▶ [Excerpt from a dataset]

==============================

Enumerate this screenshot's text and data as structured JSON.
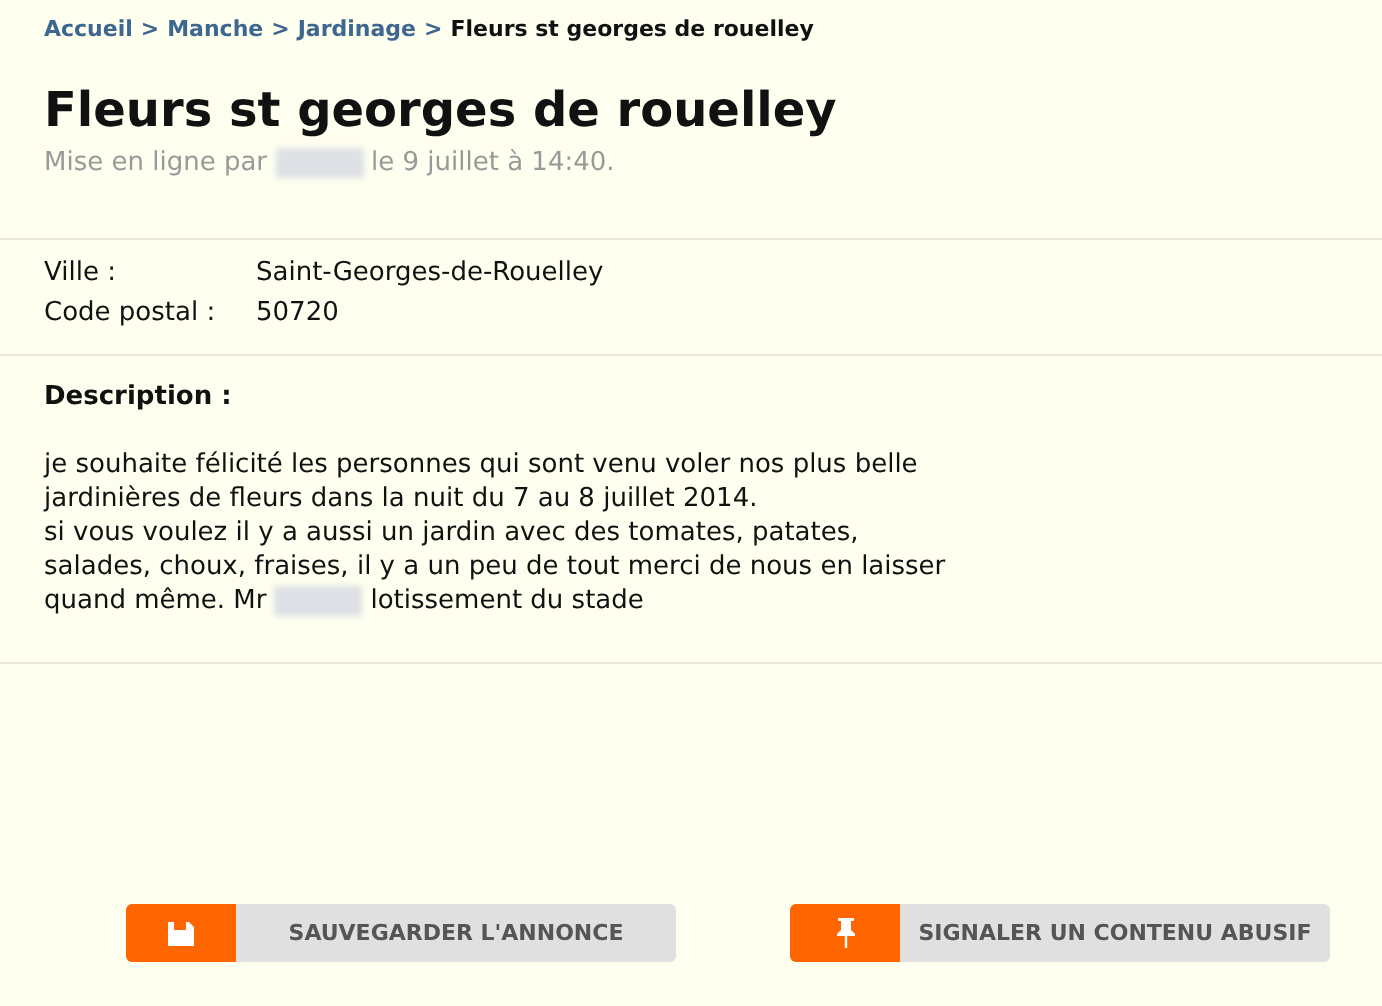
{
  "breadcrumb": [
    {
      "label": "Accueil",
      "kind": "link"
    },
    {
      "label": "Manche",
      "kind": "link"
    },
    {
      "label": "Jardinage",
      "kind": "link"
    },
    {
      "label": "Fleurs st georges de rouelley",
      "kind": "current"
    }
  ],
  "breadcrumb_separator": ">",
  "title": "Fleurs st georges de rouelley",
  "meta": [
    {
      "kind": "text",
      "text": "Mise en ligne par"
    },
    {
      "kind": "redacted"
    },
    {
      "kind": "text",
      "text": "le 9 juillet à 14:40."
    }
  ],
  "details": [
    {
      "label": "Ville :",
      "value": "Saint-Georges-de-Rouelley"
    },
    {
      "label": "Code postal :",
      "value": "50720"
    }
  ],
  "description_heading": "Description :",
  "description_lines": [
    [
      {
        "kind": "text",
        "text": "je souhaite félicité les personnes qui sont venu voler nos plus belle"
      }
    ],
    [
      {
        "kind": "text",
        "text": "jardinières de fleurs dans la nuit du 7 au 8 juillet 2014."
      }
    ],
    [
      {
        "kind": "text",
        "text": "si vous voulez il y a aussi un jardin avec des tomates, patates,"
      }
    ],
    [
      {
        "kind": "text",
        "text": "salades, choux, fraises, il y a un peu de tout merci de nous en laisser"
      }
    ],
    [
      {
        "kind": "text",
        "text": "quand même. Mr"
      },
      {
        "kind": "redacted"
      },
      {
        "kind": "text",
        "text": "lotissement du stade"
      }
    ]
  ],
  "actions": [
    {
      "label": "SAUVEGARDER L'ANNONCE",
      "kind": "save"
    },
    {
      "label": "SIGNALER UN CONTENU ABUSIF",
      "kind": "report"
    }
  ]
}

==============================

Give back all entries exactly. No pictures belong in the copy.

▶ [RESULT OF THE TASK]
Enumerate this screenshot's text and data as structured JSON.
{
  "breadcrumb": [
    {
      "label": "Accueil",
      "kind": "link"
    },
    {
      "label": "Manche",
      "kind": "link"
    },
    {
      "label": "Jardinage",
      "kind": "link"
    },
    {
      "label": "Fleurs st georges de rouelley",
      "kind": "current"
    }
  ],
  "breadcrumb_separator": ">",
  "title": "Fleurs st georges de rouelley",
  "meta": [
    {
      "kind": "text",
      "text": "Mise en ligne par"
    },
    {
      "kind": "redacted"
    },
    {
      "kind": "text",
      "text": "le 9 juillet à 14:40."
    }
  ],
  "details": [
    {
      "label": "Ville :",
      "value": "Saint-Georges-de-Rouelley"
    },
    {
      "label": "Code postal :",
      "value": "50720"
    }
  ],
  "description_heading": "Description :",
  "description_lines": [
    [
      {
        "kind": "text",
        "text": "je souhaite félicité les personnes qui sont venu voler nos plus belle"
      }
    ],
    [
      {
        "kind": "text",
        "text": "jardinières de fleurs dans la nuit du 7 au 8 juillet 2014."
      }
    ],
    [
      {
        "kind": "text",
        "text": "si vous voulez il y a aussi un jardin avec des tomates, patates,"
      }
    ],
    [
      {
        "kind": "text",
        "text": "salades, choux, fraises, il y a un peu de tout merci de nous en laisser"
      }
    ],
    [
      {
        "kind": "text",
        "text": "quand même. Mr"
      },
      {
        "kind": "redacted"
      },
      {
        "kind": "text",
        "text": "lotissement du stade"
      }
    ]
  ],
  "actions": [
    {
      "label": "SAUVEGARDER L'ANNONCE",
      "kind": "save"
    },
    {
      "label": "SIGNALER UN CONTENU ABUSIF",
      "kind": "report"
    }
  ]
}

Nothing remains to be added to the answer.